───── PROVIDED DATA

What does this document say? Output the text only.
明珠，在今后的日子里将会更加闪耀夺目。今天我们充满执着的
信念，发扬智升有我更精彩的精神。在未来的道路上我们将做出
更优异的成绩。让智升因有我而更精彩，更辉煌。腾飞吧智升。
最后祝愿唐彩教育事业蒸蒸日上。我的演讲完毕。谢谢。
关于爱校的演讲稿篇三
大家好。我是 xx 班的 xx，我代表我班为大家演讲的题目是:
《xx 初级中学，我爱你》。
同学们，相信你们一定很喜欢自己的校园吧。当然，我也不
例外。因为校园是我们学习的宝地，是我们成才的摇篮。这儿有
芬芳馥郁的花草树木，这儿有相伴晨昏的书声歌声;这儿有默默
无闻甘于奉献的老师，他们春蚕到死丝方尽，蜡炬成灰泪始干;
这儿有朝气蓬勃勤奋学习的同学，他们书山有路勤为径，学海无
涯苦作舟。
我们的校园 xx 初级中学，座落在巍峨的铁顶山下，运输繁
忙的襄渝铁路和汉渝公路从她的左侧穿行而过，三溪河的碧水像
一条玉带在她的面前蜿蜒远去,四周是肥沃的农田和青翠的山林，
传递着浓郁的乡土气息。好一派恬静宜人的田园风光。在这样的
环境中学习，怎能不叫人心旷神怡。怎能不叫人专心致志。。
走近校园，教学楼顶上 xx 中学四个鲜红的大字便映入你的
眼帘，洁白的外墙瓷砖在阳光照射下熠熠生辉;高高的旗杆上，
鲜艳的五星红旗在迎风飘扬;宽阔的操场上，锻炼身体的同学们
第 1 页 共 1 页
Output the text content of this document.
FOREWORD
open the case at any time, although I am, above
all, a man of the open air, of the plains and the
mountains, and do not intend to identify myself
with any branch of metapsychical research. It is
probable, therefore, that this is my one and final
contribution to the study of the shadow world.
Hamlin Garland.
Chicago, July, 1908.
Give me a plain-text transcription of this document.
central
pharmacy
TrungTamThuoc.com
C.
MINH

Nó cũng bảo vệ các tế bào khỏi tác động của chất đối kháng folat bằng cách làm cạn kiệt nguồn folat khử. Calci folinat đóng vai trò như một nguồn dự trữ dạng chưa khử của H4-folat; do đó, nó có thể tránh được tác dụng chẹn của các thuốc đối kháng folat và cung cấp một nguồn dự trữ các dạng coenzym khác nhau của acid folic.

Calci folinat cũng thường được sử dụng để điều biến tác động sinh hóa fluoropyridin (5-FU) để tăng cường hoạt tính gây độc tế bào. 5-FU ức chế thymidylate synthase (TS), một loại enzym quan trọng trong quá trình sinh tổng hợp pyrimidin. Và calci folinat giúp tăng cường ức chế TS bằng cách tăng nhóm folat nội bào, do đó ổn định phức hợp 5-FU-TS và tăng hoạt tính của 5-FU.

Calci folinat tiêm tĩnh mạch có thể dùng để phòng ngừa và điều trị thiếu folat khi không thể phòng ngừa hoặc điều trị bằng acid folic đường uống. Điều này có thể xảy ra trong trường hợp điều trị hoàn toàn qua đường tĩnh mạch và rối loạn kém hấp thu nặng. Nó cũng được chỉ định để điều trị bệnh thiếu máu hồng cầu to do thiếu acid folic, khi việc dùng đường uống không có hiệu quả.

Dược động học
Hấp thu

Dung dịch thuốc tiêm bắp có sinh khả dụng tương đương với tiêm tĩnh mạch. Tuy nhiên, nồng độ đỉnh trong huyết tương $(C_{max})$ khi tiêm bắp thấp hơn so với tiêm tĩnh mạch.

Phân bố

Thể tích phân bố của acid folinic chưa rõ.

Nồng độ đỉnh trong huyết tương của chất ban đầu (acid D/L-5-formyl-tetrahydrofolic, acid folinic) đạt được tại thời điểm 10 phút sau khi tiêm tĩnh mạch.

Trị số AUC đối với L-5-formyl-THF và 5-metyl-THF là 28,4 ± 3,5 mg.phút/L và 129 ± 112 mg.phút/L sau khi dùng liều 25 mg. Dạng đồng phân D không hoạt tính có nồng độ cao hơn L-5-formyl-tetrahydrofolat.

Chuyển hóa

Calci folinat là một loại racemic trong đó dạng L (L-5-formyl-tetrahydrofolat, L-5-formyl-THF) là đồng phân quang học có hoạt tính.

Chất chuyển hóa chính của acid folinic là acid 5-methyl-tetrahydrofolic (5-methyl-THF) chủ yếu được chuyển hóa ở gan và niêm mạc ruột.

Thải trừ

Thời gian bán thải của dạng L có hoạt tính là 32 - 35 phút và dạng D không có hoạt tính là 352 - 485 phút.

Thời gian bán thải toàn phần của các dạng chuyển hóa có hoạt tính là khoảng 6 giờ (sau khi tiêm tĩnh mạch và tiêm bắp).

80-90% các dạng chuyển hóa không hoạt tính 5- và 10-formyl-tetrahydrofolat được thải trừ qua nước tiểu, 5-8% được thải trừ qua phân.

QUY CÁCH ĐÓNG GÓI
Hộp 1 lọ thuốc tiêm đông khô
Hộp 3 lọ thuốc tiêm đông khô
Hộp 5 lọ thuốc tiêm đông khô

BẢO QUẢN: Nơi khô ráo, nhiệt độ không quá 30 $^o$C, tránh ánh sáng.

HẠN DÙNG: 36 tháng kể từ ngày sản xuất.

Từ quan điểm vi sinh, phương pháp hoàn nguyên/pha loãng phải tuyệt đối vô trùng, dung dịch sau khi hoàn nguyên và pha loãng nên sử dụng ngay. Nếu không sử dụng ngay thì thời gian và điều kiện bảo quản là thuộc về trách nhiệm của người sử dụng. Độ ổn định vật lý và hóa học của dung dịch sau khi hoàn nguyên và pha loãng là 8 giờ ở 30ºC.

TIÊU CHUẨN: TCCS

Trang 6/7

──────────

:: PROBLEM TO SOLVE ::
Copy each line in the data that holds the word "初级中学".

:: OUTPUT OF THE TASK ::
《xx 初级中学，我爱你》。
我们的校园 xx 初级中学，座落在巍峨的铁顶山下，运输繁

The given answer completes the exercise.